"""

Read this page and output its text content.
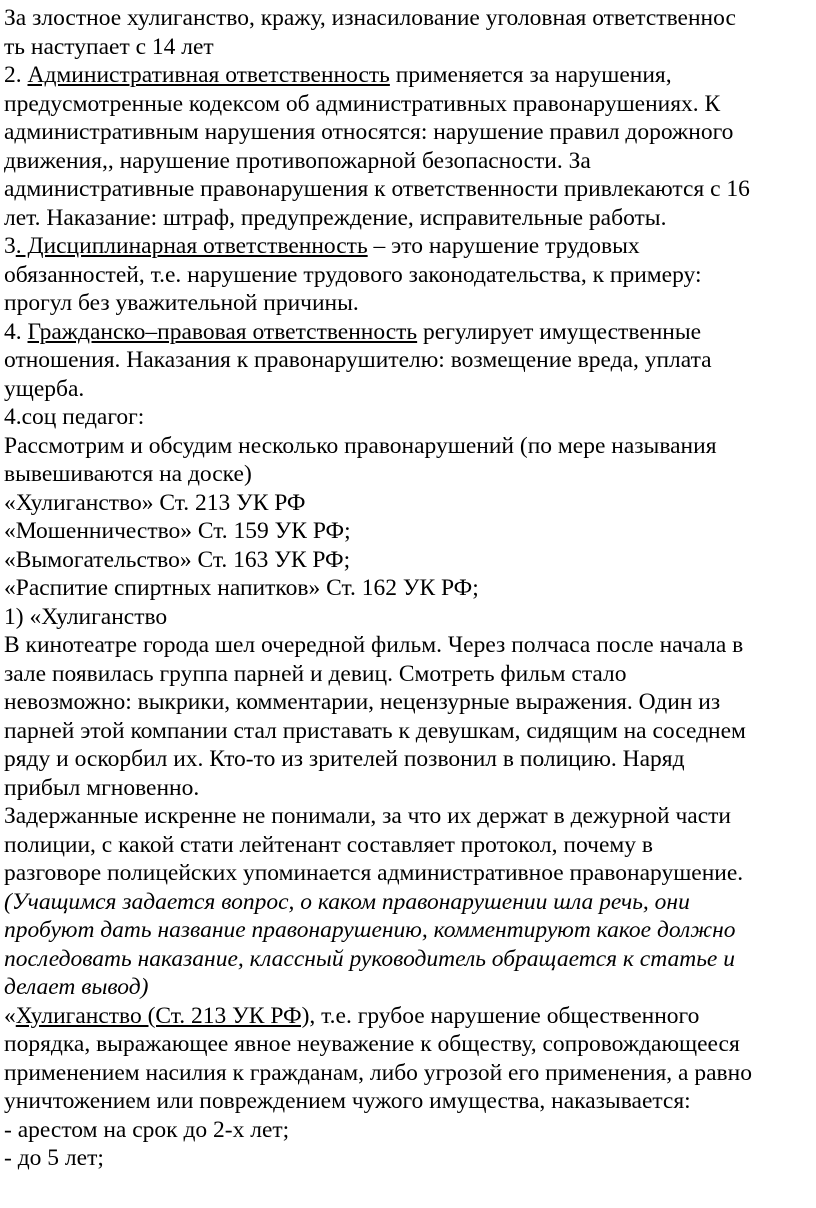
За злостное хулиганство, кражу, изнасилование уголовная ответственнос
ть наступает с 14 лет
2. Административная ответственность применяется за нарушения,
предусмотренные кодексом об административных правонарушениях. К
административным нарушения относятся: нарушение правил дорожного
движения,, нарушение противопожарной безопасности. За
административные правонарушения к ответственности привлекаются с 16
лет. Наказание: штраф, предупреждение, исправительные работы.
3. Дисциплинарная ответственность – это нарушение трудовых
обязанностей, т.е. нарушение трудового законодательства, к примеру:
прогул без уважительной причины.
4. Гражданско–правовая ответственность регулирует имущественные
отношения. Наказания к правонарушителю: возмещение вреда, уплата
ущерба.
4.соц педагог:
Рассмотрим и обсудим несколько правонарушений (по мере называния
вывешиваются на доске)
«Хулиганство» Ст. 213 УК РФ
«Мошенничество» Ст. 159 УК РФ;
«Вымогательство» Ст. 163 УК РФ;
«Распитие спиртных напитков» Ст. 162 УК РФ;
1) «Хулиганство
В кинотеатре города шел очередной фильм. Через полчаса после начала в
зале появилась группа парней и девиц. Смотреть фильм стало
невозможно: выкрики, комментарии, нецензурные выражения. Один из
парней этой компании стал приставать к девушкам, сидящим на соседнем
ряду и оскорбил их. Кто-то из зрителей позвонил в полицию. Наряд
прибыл мгновенно.
Задержанные искренне не понимали, за что их держат в дежурной части
полиции, с какой стати лейтенант составляет протокол, почему в
разговоре полицейских упоминается административное правонарушение.
(Учащимся задается вопрос, о каком правонарушении шла речь, они
пробуют дать название правонарушению, комментируют какое должно
последовать наказание, классный руководитель обращается к статье и
делает вывод)
«Хулиганство (Ст. 213 УК РФ), т.е. грубое нарушение общественного
порядка, выражающее явное неуважение к обществу, сопровождающееся
применением насилия к гражданам, либо угрозой его применения, а равно
уничтожением или повреждением чужого имущества, наказывается:
- арестом на срок до 2-х лет;
- до 5 лет;
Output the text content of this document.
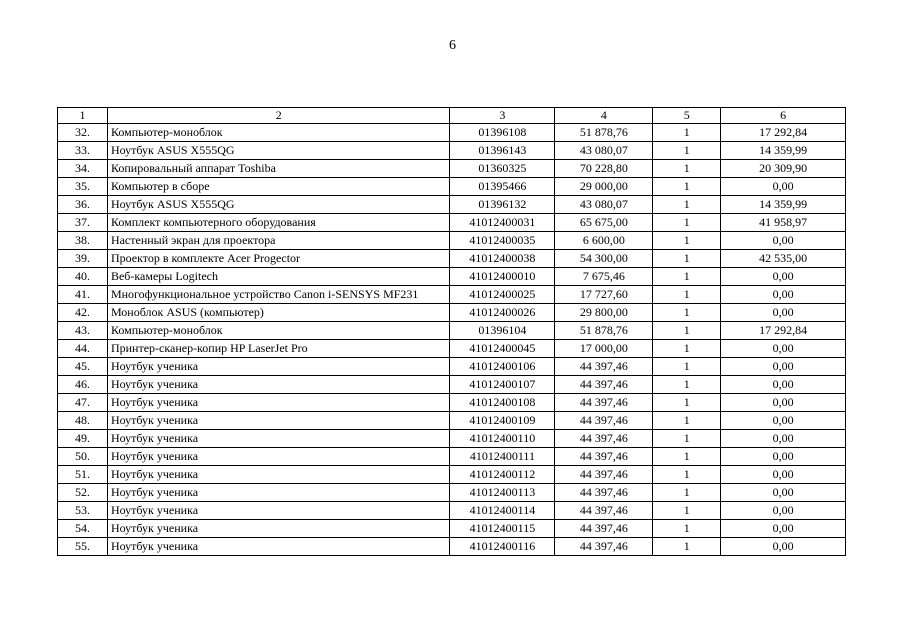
6
1	2	3	4	5	6
32.	Компьютер-моноблок	01396108	51 878,76	1	17 292,84
33.	Ноутбук ASUS X555QG	01396143	43 080,07	1	14 359,99
34.	Копировальный аппарат Toshiba	01360325	70 228,80	1	20 309,90
35.	Компьютер в сборе	01395466	29 000,00	1	0,00
36.	Ноутбук ASUS X555QG	01396132	43 080,07	1	14 359,99
37.	Комплект компьютерного оборудования	41012400031	65 675,00	1	41 958,97
38.	Настенный экран для проектора	41012400035	6 600,00	1	0,00
39.	Проектор в комплекте Acer Progector	41012400038	54 300,00	1	42 535,00
40.	Веб-камеры Logitech	41012400010	7 675,46	1	0,00
41.	Многофункциональное устройство Canon i-SENSYS MF231	41012400025	17 727,60	1	0,00
42.	Моноблок ASUS (компьютер)	41012400026	29 800,00	1	0,00
43.	Компьютер-моноблок	01396104	51 878,76	1	17 292,84
44.	Принтер-сканер-копир HP LaserJet Pro	41012400045	17 000,00	1	0,00
45.	Ноутбук ученика	41012400106	44 397,46	1	0,00
46.	Ноутбук ученика	41012400107	44 397,46	1	0,00
47.	Ноутбук ученика	41012400108	44 397,46	1	0,00
48.	Ноутбук ученика	41012400109	44 397,46	1	0,00
49.	Ноутбук ученика	41012400110	44 397,46	1	0,00
50.	Ноутбук ученика	41012400111	44 397,46	1	0,00
51.	Ноутбук ученика	41012400112	44 397,46	1	0,00
52.	Ноутбук ученика	41012400113	44 397,46	1	0,00
53.	Ноутбук ученика	41012400114	44 397,46	1	0,00
54.	Ноутбук ученика	41012400115	44 397,46	1	0,00
55.	Ноутбук ученика	41012400116	44 397,46	1	0,00
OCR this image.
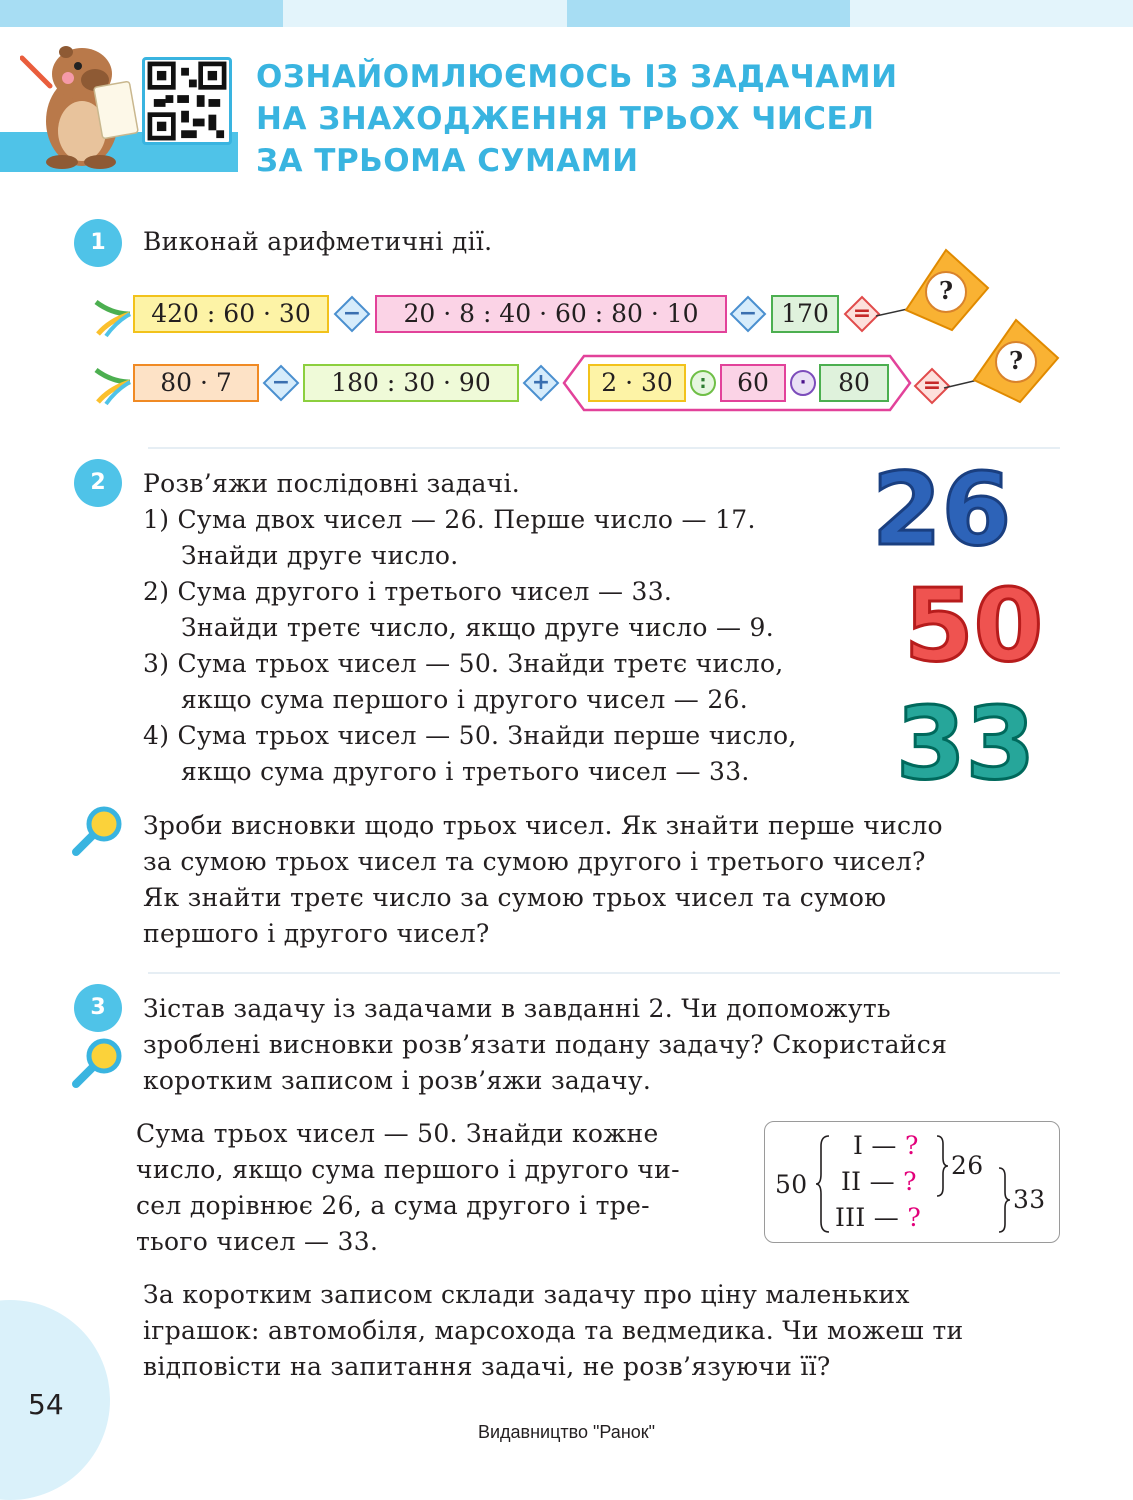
ОЗНАЙОМЛЮЄМОСЬ ІЗ ЗАДАЧАМИ
НА ЗНАХОДЖЕННЯ ТРЬОХ ЧИСЕЛ
ЗА ТРЬОМА СУМАМИ
1	Виконай арифметичні дії.
420 : 60 · 30	−	20 · 8 : 40 · 60 : 80 · 10	− 170	=
?
80 · 7	−	180 : 30 · 90	+	2 · 30	:	60	·	80	=
?
2	Розв’яжи послідовні задачі.
1) Сума двох чисел — 26. Перше число — 17.
Знайди друге число.
2) Сума другого і третього чисел — 33.
Знайди третє число, якщо друге число — 9.
3) Сума трьох чисел — 50. Знайди третє число,
якщо сума першого і другого чисел — 26.
4) Сума трьох чисел — 50. Знайди перше число,
якщо сума другого і третього чисел — 33.
26
50
33
Зроби висновки щодо трьох чисел. Як знайти перше число
за сумою трьох чисел та сумою другого і третього чисел?
Як знайти третє число за сумою трьох чисел та сумою
першого і другого чисел?
3	Зістав задачу із задачами в завданні 2. Чи допоможуть
зроблені висновки розв’язати подану задачу? Скористайся
коротким записом і розв’яжи задачу.
Сума трьох чисел — 50. Знайди кожне
число, якщо сума першого і другого чи-
сел дорівнює 26, а сума другого і тре-
тього чисел — 33.
50
I — ?
II — ?
III — ?
26
33
За коротким записом склади задачу про ціну маленьких
іграшок: автомобіля, марсохода та ведмедика. Чи можеш ти
відповісти на запитання задачі, не розв’язуючи її?
54
Видавництво "Ранок"
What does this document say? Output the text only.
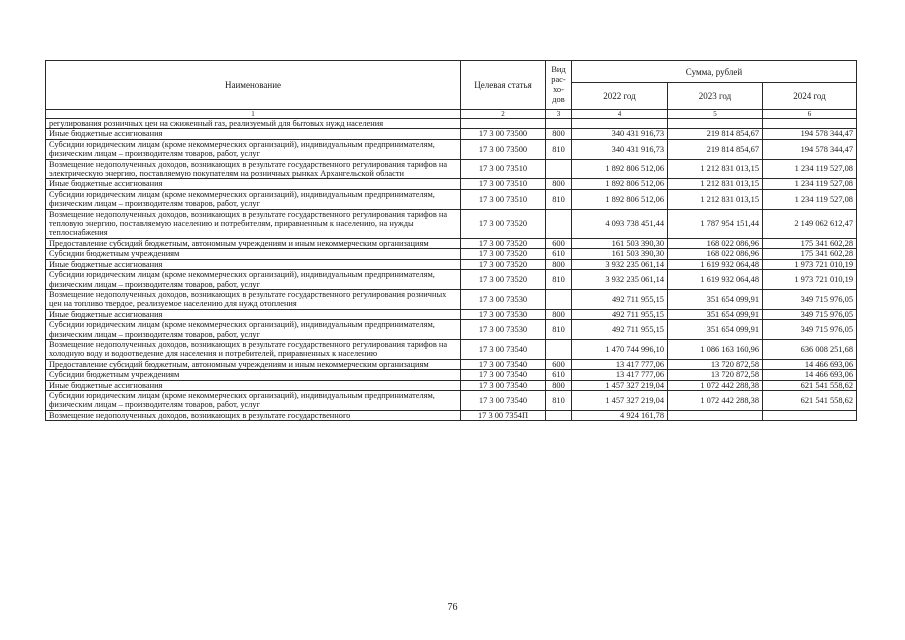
Наименование	Целевая статья	Вид
рас-
хо-
дов	Сумма, рублей		
			2022 год	2023 год	2024 год
1	2	3	4	5	6
регулирования розничных цен на сжиженный газ, реализуемый для бытовых нужд населения					
Иные бюджетные ассигнования	17 3 00 73500	800	340 431 916,73	219 814 854,67	194 578 344,47
Субсидии юридическим лицам (кроме некоммерческих организаций), индивидуальным предпринимателям, физическим лицам – производителям товаров, работ, услуг	17 3 00 73500	810	340 431 916,73	219 814 854,67	194 578 344,47
Возмещение недополученных доходов, возникающих в результате государственного регулирования тарифов на электрическую энергию, поставляемую покупателям на розничных рынках Архангельской области	17 3 00 73510		1 892 806 512,06	1 212 831 013,15	1 234 119 527,08
Иные бюджетные ассигнования	17 3 00 73510	800	1 892 806 512,06	1 212 831 013,15	1 234 119 527,08
Субсидии юридическим лицам (кроме некоммерческих организаций), индивидуальным предпринимателям, физическим лицам – производителям товаров, работ, услуг	17 3 00 73510	810	1 892 806 512,06	1 212 831 013,15	1 234 119 527,08
Возмещение недополученных доходов, возникающих в результате государственного регулирования тарифов на тепловую энергию, поставляемую населению и потребителям, приравненным к населению, на нужды теплоснабжения	17 3 00 73520		4 093 738 451,44	1 787 954 151,44	2 149 062 612,47
Предоставление субсидий бюджетным, автономным учреждениям и иным некоммерческим организациям	17 3 00 73520	600	161 503 390,30	168 022 086,96	175 341 602,28
Субсидии бюджетным учреждениям	17 3 00 73520	610	161 503 390,30	168 022 086,96	175 341 602,28
Иные бюджетные ассигнования	17 3 00 73520	800	3 932 235 061,14	1 619 932 064,48	1 973 721 010,19
Субсидии юридическим лицам (кроме некоммерческих организаций), индивидуальным предпринимателям, физическим лицам – производителям товаров, работ, услуг	17 3 00 73520	810	3 932 235 061,14	1 619 932 064,48	1 973 721 010,19
Возмещение недополученных доходов, возникающих в результате государственного регулирования розничных цен на топливо твердое, реализуемое населению для нужд отопления	17 3 00 73530		492 711 955,15	351 654 099,91	349 715 976,05
Иные бюджетные ассигнования	17 3 00 73530	800	492 711 955,15	351 654 099,91	349 715 976,05
Субсидии юридическим лицам (кроме некоммерческих организаций), индивидуальным предпринимателям, физическим лицам – производителям товаров, работ, услуг	17 3 00 73530	810	492 711 955,15	351 654 099,91	349 715 976,05
Возмещение недополученных доходов, возникающих в результате государственного регулирования тарифов на холодную воду и водоотведение для населения и потребителей, приравненных к населению	17 3 00 73540		1 470 744 996,10	1 086 163 160,96	636 008 251,68
Предоставление субсидий бюджетным, автономным учреждениям и иным некоммерческим организациям	17 3 00 73540	600	13 417 777,06	13 720 872,58	14 466 693,06
Субсидии бюджетным учреждениям	17 3 00 73540	610	13 417 777,06	13 720 872,58	14 466 693,06
Иные бюджетные ассигнования	17 3 00 73540	800	1 457 327 219,04	1 072 442 288,38	621 541 558,62
Субсидии юридическим лицам (кроме некоммерческих организаций), индивидуальным предпринимателям, физическим лицам – производителям товаров, работ, услуг	17 3 00 73540	810	1 457 327 219,04	1 072 442 288,38	621 541 558,62
Возмещение недополученных доходов, возникающих в результате государственного	17 3 00 7354П		4 924 161,78		
76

"""

Write the number of lines containing the word "першого" and nothing besides it.

3